* [GIVEN PROBLEM]:
Output the entries from the very first line through the line containing "y-tick-label: 12 bbox=[1850, 227, 1898, 275]" as a Markdown table with two columns, Row and Entry. Put the row number in Row and the line's text in Entry, and skip any blank lines.

----- ROWS

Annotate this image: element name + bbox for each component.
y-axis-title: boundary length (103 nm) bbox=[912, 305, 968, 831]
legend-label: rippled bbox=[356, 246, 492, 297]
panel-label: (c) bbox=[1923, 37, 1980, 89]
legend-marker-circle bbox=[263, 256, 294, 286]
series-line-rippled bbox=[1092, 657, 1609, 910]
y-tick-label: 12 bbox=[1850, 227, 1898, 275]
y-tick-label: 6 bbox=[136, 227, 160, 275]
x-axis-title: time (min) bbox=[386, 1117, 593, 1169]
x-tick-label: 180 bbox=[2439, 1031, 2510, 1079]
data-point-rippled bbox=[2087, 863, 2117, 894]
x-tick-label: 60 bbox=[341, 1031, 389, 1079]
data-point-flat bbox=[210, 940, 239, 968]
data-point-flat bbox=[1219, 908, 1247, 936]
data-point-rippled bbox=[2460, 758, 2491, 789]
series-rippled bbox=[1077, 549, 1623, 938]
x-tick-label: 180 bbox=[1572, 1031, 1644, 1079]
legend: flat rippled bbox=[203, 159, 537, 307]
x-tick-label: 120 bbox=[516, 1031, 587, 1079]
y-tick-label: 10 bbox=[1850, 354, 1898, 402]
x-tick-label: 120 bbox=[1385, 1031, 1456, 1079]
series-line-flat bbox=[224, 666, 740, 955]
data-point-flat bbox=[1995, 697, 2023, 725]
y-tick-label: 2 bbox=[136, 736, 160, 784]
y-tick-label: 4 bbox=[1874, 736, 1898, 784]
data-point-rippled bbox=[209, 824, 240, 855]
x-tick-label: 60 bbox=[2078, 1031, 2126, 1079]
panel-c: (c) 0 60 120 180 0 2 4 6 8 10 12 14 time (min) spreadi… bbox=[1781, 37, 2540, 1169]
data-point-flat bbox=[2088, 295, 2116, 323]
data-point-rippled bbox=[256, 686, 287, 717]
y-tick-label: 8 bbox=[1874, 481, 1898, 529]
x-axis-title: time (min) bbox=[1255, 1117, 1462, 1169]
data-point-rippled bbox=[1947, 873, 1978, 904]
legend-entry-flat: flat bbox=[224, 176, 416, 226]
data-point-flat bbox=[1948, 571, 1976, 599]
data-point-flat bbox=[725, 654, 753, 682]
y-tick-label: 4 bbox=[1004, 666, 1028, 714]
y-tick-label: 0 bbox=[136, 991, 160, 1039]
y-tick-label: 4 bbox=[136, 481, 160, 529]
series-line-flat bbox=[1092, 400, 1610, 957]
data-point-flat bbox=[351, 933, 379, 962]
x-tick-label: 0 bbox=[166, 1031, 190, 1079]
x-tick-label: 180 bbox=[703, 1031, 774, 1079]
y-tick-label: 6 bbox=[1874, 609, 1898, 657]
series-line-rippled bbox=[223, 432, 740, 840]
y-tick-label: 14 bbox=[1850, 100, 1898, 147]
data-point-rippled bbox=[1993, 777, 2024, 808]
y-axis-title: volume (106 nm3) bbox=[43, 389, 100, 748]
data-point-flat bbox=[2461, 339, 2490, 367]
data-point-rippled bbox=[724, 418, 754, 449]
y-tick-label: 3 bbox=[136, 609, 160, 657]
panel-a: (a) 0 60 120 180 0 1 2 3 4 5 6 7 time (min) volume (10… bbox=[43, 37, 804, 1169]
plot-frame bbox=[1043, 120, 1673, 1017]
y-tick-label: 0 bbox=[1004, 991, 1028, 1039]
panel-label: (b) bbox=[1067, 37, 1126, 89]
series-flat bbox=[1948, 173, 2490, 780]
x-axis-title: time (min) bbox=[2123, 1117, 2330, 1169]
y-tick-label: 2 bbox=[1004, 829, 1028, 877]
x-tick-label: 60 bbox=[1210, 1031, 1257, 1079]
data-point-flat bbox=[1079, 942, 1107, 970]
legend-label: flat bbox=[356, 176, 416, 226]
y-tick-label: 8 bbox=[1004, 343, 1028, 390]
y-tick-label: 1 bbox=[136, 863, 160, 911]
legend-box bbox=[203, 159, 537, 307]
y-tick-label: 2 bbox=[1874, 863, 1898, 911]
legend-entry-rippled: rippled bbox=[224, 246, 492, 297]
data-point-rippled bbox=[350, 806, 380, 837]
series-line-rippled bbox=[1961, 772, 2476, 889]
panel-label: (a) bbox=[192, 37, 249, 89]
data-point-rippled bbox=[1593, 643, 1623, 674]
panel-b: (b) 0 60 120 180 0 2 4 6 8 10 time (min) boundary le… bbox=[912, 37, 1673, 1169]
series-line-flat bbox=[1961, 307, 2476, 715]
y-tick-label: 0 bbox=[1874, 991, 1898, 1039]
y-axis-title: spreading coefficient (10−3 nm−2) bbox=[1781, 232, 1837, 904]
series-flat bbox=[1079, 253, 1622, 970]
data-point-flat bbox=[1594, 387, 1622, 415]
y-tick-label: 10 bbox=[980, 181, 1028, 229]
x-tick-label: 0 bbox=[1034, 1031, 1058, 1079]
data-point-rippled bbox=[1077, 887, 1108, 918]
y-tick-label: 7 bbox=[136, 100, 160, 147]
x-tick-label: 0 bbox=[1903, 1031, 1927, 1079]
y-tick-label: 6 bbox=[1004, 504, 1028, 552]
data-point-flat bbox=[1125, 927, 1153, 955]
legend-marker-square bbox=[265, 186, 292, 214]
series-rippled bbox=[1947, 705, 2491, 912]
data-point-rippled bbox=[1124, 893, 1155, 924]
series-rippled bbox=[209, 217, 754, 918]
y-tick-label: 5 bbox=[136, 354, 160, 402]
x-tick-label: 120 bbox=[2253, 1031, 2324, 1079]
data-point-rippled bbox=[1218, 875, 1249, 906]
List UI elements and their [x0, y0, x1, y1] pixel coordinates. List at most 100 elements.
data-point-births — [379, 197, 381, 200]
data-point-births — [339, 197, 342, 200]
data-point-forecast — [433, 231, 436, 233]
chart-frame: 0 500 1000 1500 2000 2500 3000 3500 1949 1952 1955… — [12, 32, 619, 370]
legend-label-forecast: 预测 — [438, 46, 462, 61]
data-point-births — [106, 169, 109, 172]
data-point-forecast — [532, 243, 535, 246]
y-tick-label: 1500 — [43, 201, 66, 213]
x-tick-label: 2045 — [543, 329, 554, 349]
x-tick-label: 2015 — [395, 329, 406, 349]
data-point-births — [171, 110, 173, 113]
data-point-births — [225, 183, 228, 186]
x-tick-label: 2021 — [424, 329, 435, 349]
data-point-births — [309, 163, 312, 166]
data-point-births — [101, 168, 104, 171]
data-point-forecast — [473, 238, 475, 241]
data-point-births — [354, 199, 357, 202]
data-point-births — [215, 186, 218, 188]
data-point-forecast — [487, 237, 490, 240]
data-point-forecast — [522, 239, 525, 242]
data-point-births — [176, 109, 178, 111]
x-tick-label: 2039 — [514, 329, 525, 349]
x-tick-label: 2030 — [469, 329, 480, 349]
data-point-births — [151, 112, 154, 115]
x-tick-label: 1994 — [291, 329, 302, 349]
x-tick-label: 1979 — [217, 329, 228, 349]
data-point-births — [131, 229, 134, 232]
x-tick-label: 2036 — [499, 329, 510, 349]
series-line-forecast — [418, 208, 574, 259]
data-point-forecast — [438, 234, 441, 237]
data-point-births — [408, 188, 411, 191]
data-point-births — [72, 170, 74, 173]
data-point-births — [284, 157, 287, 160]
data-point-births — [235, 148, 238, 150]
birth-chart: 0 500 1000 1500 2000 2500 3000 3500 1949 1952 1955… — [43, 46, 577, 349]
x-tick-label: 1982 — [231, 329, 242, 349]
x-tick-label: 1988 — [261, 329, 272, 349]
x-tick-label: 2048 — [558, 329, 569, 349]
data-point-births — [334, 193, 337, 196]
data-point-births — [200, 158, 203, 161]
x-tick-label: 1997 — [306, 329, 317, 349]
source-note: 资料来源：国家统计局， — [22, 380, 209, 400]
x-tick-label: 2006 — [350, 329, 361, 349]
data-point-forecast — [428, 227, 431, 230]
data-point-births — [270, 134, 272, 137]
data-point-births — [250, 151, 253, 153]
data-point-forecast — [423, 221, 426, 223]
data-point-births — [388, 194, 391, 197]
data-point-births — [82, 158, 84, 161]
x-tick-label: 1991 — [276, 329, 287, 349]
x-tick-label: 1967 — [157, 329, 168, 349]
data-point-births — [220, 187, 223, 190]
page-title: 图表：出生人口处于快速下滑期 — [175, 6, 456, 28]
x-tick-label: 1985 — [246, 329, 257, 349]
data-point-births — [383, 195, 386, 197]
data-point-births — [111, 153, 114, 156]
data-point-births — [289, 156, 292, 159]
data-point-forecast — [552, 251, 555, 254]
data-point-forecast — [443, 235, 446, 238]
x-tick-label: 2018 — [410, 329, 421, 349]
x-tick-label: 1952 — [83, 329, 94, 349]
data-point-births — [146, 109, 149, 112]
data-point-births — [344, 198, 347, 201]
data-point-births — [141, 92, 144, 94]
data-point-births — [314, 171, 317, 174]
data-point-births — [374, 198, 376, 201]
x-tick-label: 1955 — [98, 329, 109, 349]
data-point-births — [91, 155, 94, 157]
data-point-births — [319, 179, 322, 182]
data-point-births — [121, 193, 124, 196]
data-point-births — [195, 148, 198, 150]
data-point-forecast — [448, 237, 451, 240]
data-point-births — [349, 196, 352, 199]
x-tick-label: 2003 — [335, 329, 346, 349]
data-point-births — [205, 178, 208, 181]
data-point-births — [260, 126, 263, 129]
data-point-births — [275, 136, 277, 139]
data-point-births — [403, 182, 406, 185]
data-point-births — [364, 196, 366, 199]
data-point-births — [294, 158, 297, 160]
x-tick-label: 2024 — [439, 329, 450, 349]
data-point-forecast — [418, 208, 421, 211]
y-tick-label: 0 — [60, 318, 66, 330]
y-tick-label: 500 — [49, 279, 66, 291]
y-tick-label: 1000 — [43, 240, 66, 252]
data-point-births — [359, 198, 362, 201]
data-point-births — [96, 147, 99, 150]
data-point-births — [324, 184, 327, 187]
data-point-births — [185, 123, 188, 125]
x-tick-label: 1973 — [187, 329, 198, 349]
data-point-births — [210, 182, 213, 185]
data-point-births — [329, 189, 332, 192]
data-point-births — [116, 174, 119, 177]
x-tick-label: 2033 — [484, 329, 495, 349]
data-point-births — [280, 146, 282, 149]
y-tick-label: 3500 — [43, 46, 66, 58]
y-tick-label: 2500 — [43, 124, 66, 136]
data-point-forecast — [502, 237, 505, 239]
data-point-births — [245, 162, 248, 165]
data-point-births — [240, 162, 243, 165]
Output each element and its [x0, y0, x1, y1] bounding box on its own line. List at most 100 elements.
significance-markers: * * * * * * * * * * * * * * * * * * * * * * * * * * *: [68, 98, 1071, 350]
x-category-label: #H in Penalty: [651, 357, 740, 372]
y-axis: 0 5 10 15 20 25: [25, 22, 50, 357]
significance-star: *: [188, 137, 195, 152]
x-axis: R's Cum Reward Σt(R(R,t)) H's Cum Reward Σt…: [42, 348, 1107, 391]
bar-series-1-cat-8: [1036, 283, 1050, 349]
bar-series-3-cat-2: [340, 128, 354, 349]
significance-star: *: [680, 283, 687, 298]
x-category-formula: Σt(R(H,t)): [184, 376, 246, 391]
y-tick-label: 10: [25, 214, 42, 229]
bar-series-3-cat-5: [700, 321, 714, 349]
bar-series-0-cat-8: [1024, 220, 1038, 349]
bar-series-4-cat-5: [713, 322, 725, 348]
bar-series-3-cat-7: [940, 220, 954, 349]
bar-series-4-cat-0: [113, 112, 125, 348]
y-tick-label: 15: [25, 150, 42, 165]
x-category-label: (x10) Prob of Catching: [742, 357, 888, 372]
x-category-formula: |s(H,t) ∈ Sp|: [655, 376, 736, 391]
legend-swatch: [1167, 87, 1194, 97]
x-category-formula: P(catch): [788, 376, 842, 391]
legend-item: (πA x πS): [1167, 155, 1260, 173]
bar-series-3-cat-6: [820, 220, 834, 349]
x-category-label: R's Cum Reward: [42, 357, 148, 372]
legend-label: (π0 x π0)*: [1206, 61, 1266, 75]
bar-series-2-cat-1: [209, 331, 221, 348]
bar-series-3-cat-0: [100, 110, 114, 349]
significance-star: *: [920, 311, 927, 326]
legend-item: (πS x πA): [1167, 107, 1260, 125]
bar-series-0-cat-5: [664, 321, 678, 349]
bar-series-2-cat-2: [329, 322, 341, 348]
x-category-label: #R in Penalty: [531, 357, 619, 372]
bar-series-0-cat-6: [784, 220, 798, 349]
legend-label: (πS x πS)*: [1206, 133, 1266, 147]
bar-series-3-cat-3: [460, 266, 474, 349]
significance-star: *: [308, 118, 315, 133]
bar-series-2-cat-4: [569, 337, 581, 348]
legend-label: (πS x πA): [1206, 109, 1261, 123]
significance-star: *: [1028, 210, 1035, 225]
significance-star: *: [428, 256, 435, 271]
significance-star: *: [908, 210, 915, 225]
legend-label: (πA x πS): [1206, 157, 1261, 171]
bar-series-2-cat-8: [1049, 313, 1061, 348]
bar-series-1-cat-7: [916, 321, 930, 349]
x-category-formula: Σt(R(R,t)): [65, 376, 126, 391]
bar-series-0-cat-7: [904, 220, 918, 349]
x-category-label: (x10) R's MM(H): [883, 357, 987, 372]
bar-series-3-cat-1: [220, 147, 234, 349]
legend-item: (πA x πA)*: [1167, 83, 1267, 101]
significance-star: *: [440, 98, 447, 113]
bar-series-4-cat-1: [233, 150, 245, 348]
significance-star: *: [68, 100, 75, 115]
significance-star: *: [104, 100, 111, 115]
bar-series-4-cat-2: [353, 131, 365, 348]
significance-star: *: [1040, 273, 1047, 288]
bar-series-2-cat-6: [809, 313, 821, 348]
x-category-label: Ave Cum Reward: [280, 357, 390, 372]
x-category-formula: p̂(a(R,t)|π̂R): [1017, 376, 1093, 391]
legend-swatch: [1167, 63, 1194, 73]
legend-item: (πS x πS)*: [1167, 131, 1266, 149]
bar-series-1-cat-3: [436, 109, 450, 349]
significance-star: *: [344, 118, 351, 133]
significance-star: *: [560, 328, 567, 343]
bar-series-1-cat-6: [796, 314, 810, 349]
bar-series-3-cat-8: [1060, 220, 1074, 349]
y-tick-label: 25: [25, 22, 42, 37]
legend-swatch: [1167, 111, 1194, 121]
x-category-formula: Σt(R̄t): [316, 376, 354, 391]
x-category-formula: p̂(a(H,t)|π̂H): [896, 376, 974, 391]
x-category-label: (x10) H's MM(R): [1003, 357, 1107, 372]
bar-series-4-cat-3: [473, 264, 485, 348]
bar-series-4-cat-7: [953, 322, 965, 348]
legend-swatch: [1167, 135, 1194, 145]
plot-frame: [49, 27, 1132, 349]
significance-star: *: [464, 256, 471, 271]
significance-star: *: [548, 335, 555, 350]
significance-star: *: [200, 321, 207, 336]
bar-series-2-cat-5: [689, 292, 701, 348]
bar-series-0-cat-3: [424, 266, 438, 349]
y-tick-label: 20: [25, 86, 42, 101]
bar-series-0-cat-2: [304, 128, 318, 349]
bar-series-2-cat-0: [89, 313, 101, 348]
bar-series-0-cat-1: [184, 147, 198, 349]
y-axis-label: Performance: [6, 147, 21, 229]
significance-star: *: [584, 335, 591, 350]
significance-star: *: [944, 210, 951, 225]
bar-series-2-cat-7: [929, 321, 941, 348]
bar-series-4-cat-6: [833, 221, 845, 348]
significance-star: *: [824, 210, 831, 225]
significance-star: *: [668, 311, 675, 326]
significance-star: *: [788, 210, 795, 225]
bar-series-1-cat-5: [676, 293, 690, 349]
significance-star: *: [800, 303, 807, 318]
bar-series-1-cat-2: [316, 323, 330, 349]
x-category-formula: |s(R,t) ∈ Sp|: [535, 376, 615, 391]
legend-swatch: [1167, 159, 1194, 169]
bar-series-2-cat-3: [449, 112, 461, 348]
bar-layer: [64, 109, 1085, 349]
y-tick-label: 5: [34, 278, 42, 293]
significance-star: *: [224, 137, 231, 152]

----------

* [COMPLETED EXERCISE]:
| Row | Entry |
|---|---|
| 1 | Annotate this image: element name + bbox for each component. |
| 2 | y-axis-title: boundary length (103 nm) bbox=[912, 305, 968, 831] |
| 3 | legend-label: rippled bbox=[356, 246, 492, 297] |
| 4 | panel-label: (c) bbox=[1923, 37, 1980, 89] |
| 5 | legend-marker-circle bbox=[263, 256, 294, 286] |
| 6 | series-line-rippled bbox=[1092, 657, 1609, 910] |
| 7 | y-tick-label: 12 bbox=[1850, 227, 1898, 275] |